[SHORT EXERCISE]:
Images are not part of the copy; write out the rest of the data exactly as given.

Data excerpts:
§ §

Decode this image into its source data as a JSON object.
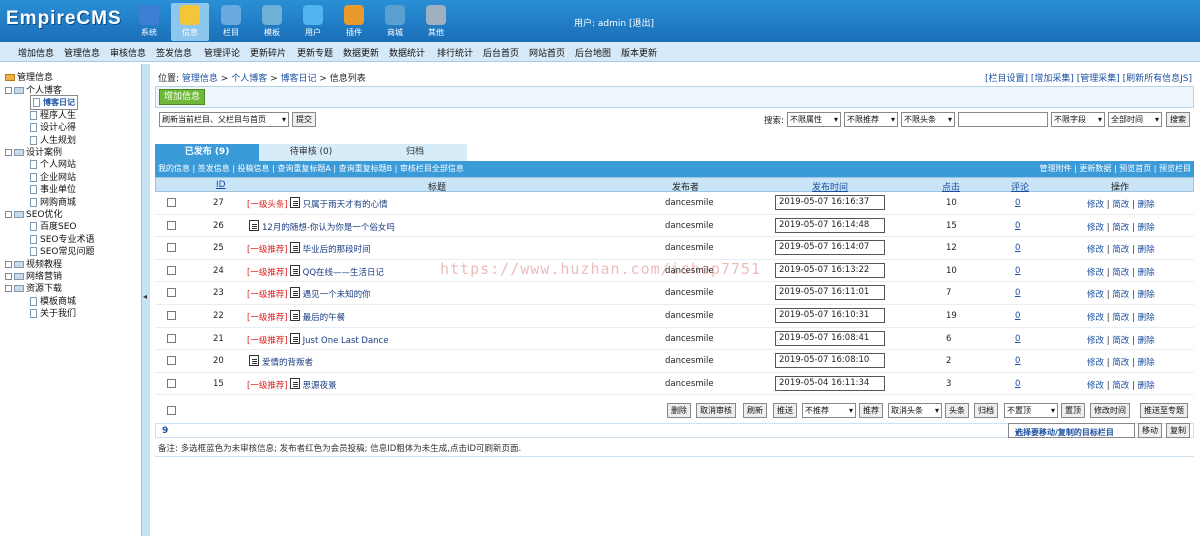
{
  "header": {
    "logo": "EmpireCMS",
    "nav": [
      {
        "label": "系统",
        "color": "#3d7fd6"
      },
      {
        "label": "信息",
        "color": "#f3c63a"
      },
      {
        "label": "栏目",
        "color": "#6aa8e2"
      },
      {
        "label": "模板",
        "color": "#6fb0d8"
      },
      {
        "label": "用户",
        "color": "#4fb4f0"
      },
      {
        "label": "插件",
        "color": "#e89a2a"
      },
      {
        "label": "商城",
        "color": "#5aa0d0"
      },
      {
        "label": "其他",
        "color": "#a0b0c0"
      }
    ],
    "user": "用户: admin [退出]"
  },
  "menu": [
    "增加信息",
    "管理信息",
    "审核信息",
    "签发信息",
    "管理评论",
    "更新碎片",
    "更新专题",
    "数据更新",
    "数据统计",
    "排行统计",
    "后台首页",
    "网站首页",
    "后台地图",
    "版本更新"
  ],
  "sidebar": {
    "root": "管理信息",
    "items": [
      {
        "label": "个人博客",
        "type": "folder"
      },
      {
        "label": "博客日记",
        "type": "doc",
        "selected": true
      },
      {
        "label": "程序人生",
        "type": "doc"
      },
      {
        "label": "设计心得",
        "type": "doc"
      },
      {
        "label": "人生规划",
        "type": "doc"
      },
      {
        "label": "设计案例",
        "type": "folder"
      },
      {
        "label": "个人网站",
        "type": "doc"
      },
      {
        "label": "企业网站",
        "type": "doc"
      },
      {
        "label": "事业单位",
        "type": "doc"
      },
      {
        "label": "网购商城",
        "type": "doc"
      },
      {
        "label": "SEO优化",
        "type": "folder"
      },
      {
        "label": "百度SEO",
        "type": "doc"
      },
      {
        "label": "SEO专业术语",
        "type": "doc"
      },
      {
        "label": "SEO常见问题",
        "type": "doc"
      },
      {
        "label": "视频教程",
        "type": "folder"
      },
      {
        "label": "网络营销",
        "type": "folder"
      },
      {
        "label": "资源下载",
        "type": "folder"
      },
      {
        "label": "模板商城",
        "type": "doc"
      },
      {
        "label": "关于我们",
        "type": "doc"
      }
    ]
  },
  "splitter": "◂",
  "breadcrumb": {
    "prefix": "位置:",
    "parts": [
      "管理信息",
      "个人博客",
      "博客日记"
    ],
    "current": "信息列表"
  },
  "right_links": "[栏目设置] [增加采集] [管理采集] [刷新所有信息JS]",
  "add_button": "增加信息",
  "refresh_select": "刷新当前栏目、父栏目与首页",
  "submit_button": "提交",
  "search": {
    "label": "搜索:",
    "attr": "不限属性",
    "recommend": "不限推荐",
    "headline": "不限头条",
    "field": "不限字段",
    "time": "全部时间",
    "button": "搜索"
  },
  "tabs": [
    "已发布 (9)",
    "待审核 (0)",
    "归档"
  ],
  "sub_left": "我的信息 | 签发信息 | 投稿信息 | 查询重复标题A | 查询重复标题B | 审核栏目全部信息",
  "sub_right": "管理附件 | 更新数据 | 预览首页 | 预览栏目",
  "columns": {
    "id": "ID",
    "title": "标题",
    "author": "发布者",
    "time": "发布时间",
    "clicks": "点击",
    "comments": "评论",
    "ops": "操作"
  },
  "rows": [
    {
      "id": "27",
      "badge": "[一级头条]",
      "title": "只属于雨天才有的心情",
      "author": "dancesmile",
      "time": "2019-05-07 16:16:37",
      "clicks": "10",
      "comments": "0"
    },
    {
      "id": "26",
      "badge": "",
      "title": "12月的随想-你认为你是一个俗女吗",
      "author": "dancesmile",
      "time": "2019-05-07 16:14:48",
      "clicks": "15",
      "comments": "0"
    },
    {
      "id": "25",
      "badge": "[一级推荐]",
      "title": "毕业后的那段时间",
      "author": "dancesmile",
      "time": "2019-05-07 16:14:07",
      "clicks": "12",
      "comments": "0"
    },
    {
      "id": "24",
      "badge": "[一级推荐]",
      "title": "QQ在线——生活日记",
      "author": "dancesmile",
      "time": "2019-05-07 16:13:22",
      "clicks": "10",
      "comments": "0"
    },
    {
      "id": "23",
      "badge": "[一级推荐]",
      "title": "遇见一个未知的你",
      "author": "dancesmile",
      "time": "2019-05-07 16:11:01",
      "clicks": "7",
      "comments": "0"
    },
    {
      "id": "22",
      "badge": "[一级推荐]",
      "title": "最后的午餐",
      "author": "dancesmile",
      "time": "2019-05-07 16:10:31",
      "clicks": "19",
      "comments": "0"
    },
    {
      "id": "21",
      "badge": "[一级推荐]",
      "title": "Just One Last Dance",
      "author": "dancesmile",
      "time": "2019-05-07 16:08:41",
      "clicks": "6",
      "comments": "0"
    },
    {
      "id": "20",
      "badge": "",
      "title": "爱情的背叛者",
      "author": "dancesmile",
      "time": "2019-05-07 16:08:10",
      "clicks": "2",
      "comments": "0"
    },
    {
      "id": "15",
      "badge": "[一级推荐]",
      "title": "思源夜景",
      "author": "dancesmile",
      "time": "2019-05-04 16:11:34",
      "clicks": "3",
      "comments": "0"
    }
  ],
  "row_ops": {
    "edit": "修改",
    "simple": "简改",
    "del": "删除",
    "sep": "|"
  },
  "actions": {
    "delete": "删除",
    "cancel_audit": "取消审核",
    "refresh": "刷新",
    "push": "推送",
    "no_recommend": "不推荐",
    "recommend": "推荐",
    "cancel_headline": "取消头条",
    "headline": "头条",
    "archive": "归档",
    "no_top": "不置顶",
    "top": "置顶",
    "edit_time": "修改时间",
    "push_special": "推送至专题"
  },
  "pager": "9",
  "move_select": "选择要移动/复制的目标栏目",
  "move_button": "移动",
  "copy_button": "复制",
  "note": "备注: 多选框蓝色为未审核信息; 发布者红色为会员投稿; 信息ID粗体为未生成,点击ID可刷新页面.",
  "watermark": "https://www.huzhan.com/ishop7751"
}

§ §

[COMPLETE ANSWER]:
Decode this image into its source data as a JSON object.
{
  "header": {
    "logo": "EmpireCMS",
    "nav": [
      {
        "label": "系统",
        "color": "#3d7fd6"
      },
      {
        "label": "信息",
        "color": "#f3c63a"
      },
      {
        "label": "栏目",
        "color": "#6aa8e2"
      },
      {
        "label": "模板",
        "color": "#6fb0d8"
      },
      {
        "label": "用户",
        "color": "#4fb4f0"
      },
      {
        "label": "插件",
        "color": "#e89a2a"
      },
      {
        "label": "商城",
        "color": "#5aa0d0"
      },
      {
        "label": "其他",
        "color": "#a0b0c0"
      }
    ],
    "user": "用户: admin [退出]"
  },
  "menu": [
    "增加信息",
    "管理信息",
    "审核信息",
    "签发信息",
    "管理评论",
    "更新碎片",
    "更新专题",
    "数据更新",
    "数据统计",
    "排行统计",
    "后台首页",
    "网站首页",
    "后台地图",
    "版本更新"
  ],
  "sidebar": {
    "root": "管理信息",
    "items": [
      {
        "label": "个人博客",
        "type": "folder"
      },
      {
        "label": "博客日记",
        "type": "doc",
        "selected": true
      },
      {
        "label": "程序人生",
        "type": "doc"
      },
      {
        "label": "设计心得",
        "type": "doc"
      },
      {
        "label": "人生规划",
        "type": "doc"
      },
      {
        "label": "设计案例",
        "type": "folder"
      },
      {
        "label": "个人网站",
        "type": "doc"
      },
      {
        "label": "企业网站",
        "type": "doc"
      },
      {
        "label": "事业单位",
        "type": "doc"
      },
      {
        "label": "网购商城",
        "type": "doc"
      },
      {
        "label": "SEO优化",
        "type": "folder"
      },
      {
        "label": "百度SEO",
        "type": "doc"
      },
      {
        "label": "SEO专业术语",
        "type": "doc"
      },
      {
        "label": "SEO常见问题",
        "type": "doc"
      },
      {
        "label": "视频教程",
        "type": "folder"
      },
      {
        "label": "网络营销",
        "type": "folder"
      },
      {
        "label": "资源下载",
        "type": "folder"
      },
      {
        "label": "模板商城",
        "type": "doc"
      },
      {
        "label": "关于我们",
        "type": "doc"
      }
    ]
  },
  "splitter": "◂",
  "breadcrumb": {
    "prefix": "位置:",
    "parts": [
      "管理信息",
      "个人博客",
      "博客日记"
    ],
    "current": "信息列表"
  },
  "right_links": "[栏目设置] [增加采集] [管理采集] [刷新所有信息JS]",
  "add_button": "增加信息",
  "refresh_select": "刷新当前栏目、父栏目与首页",
  "submit_button": "提交",
  "search": {
    "label": "搜索:",
    "attr": "不限属性",
    "recommend": "不限推荐",
    "headline": "不限头条",
    "field": "不限字段",
    "time": "全部时间",
    "button": "搜索"
  },
  "tabs": [
    "已发布 (9)",
    "待审核 (0)",
    "归档"
  ],
  "sub_left": "我的信息 | 签发信息 | 投稿信息 | 查询重复标题A | 查询重复标题B | 审核栏目全部信息",
  "sub_right": "管理附件 | 更新数据 | 预览首页 | 预览栏目",
  "columns": {
    "id": "ID",
    "title": "标题",
    "author": "发布者",
    "time": "发布时间",
    "clicks": "点击",
    "comments": "评论",
    "ops": "操作"
  },
  "rows": [
    {
      "id": "27",
      "badge": "[一级头条]",
      "title": "只属于雨天才有的心情",
      "author": "dancesmile",
      "time": "2019-05-07 16:16:37",
      "clicks": "10",
      "comments": "0"
    },
    {
      "id": "26",
      "badge": "",
      "title": "12月的随想-你认为你是一个俗女吗",
      "author": "dancesmile",
      "time": "2019-05-07 16:14:48",
      "clicks": "15",
      "comments": "0"
    },
    {
      "id": "25",
      "badge": "[一级推荐]",
      "title": "毕业后的那段时间",
      "author": "dancesmile",
      "time": "2019-05-07 16:14:07",
      "clicks": "12",
      "comments": "0"
    },
    {
      "id": "24",
      "badge": "[一级推荐]",
      "title": "QQ在线——生活日记",
      "author": "dancesmile",
      "time": "2019-05-07 16:13:22",
      "clicks": "10",
      "comments": "0"
    },
    {
      "id": "23",
      "badge": "[一级推荐]",
      "title": "遇见一个未知的你",
      "author": "dancesmile",
      "time": "2019-05-07 16:11:01",
      "clicks": "7",
      "comments": "0"
    },
    {
      "id": "22",
      "badge": "[一级推荐]",
      "title": "最后的午餐",
      "author": "dancesmile",
      "time": "2019-05-07 16:10:31",
      "clicks": "19",
      "comments": "0"
    },
    {
      "id": "21",
      "badge": "[一级推荐]",
      "title": "Just One Last Dance",
      "author": "dancesmile",
      "time": "2019-05-07 16:08:41",
      "clicks": "6",
      "comments": "0"
    },
    {
      "id": "20",
      "badge": "",
      "title": "爱情的背叛者",
      "author": "dancesmile",
      "time": "2019-05-07 16:08:10",
      "clicks": "2",
      "comments": "0"
    },
    {
      "id": "15",
      "badge": "[一级推荐]",
      "title": "思源夜景",
      "author": "dancesmile",
      "time": "2019-05-04 16:11:34",
      "clicks": "3",
      "comments": "0"
    }
  ],
  "row_ops": {
    "edit": "修改",
    "simple": "简改",
    "del": "删除",
    "sep": "|"
  },
  "actions": {
    "delete": "删除",
    "cancel_audit": "取消审核",
    "refresh": "刷新",
    "push": "推送",
    "no_recommend": "不推荐",
    "recommend": "推荐",
    "cancel_headline": "取消头条",
    "headline": "头条",
    "archive": "归档",
    "no_top": "不置顶",
    "top": "置顶",
    "edit_time": "修改时间",
    "push_special": "推送至专题"
  },
  "pager": "9",
  "move_select": "选择要移动/复制的目标栏目",
  "move_button": "移动",
  "copy_button": "复制",
  "note": "备注: 多选框蓝色为未审核信息; 发布者红色为会员投稿; 信息ID粗体为未生成,点击ID可刷新页面.",
  "watermark": "https://www.huzhan.com/ishop7751"
}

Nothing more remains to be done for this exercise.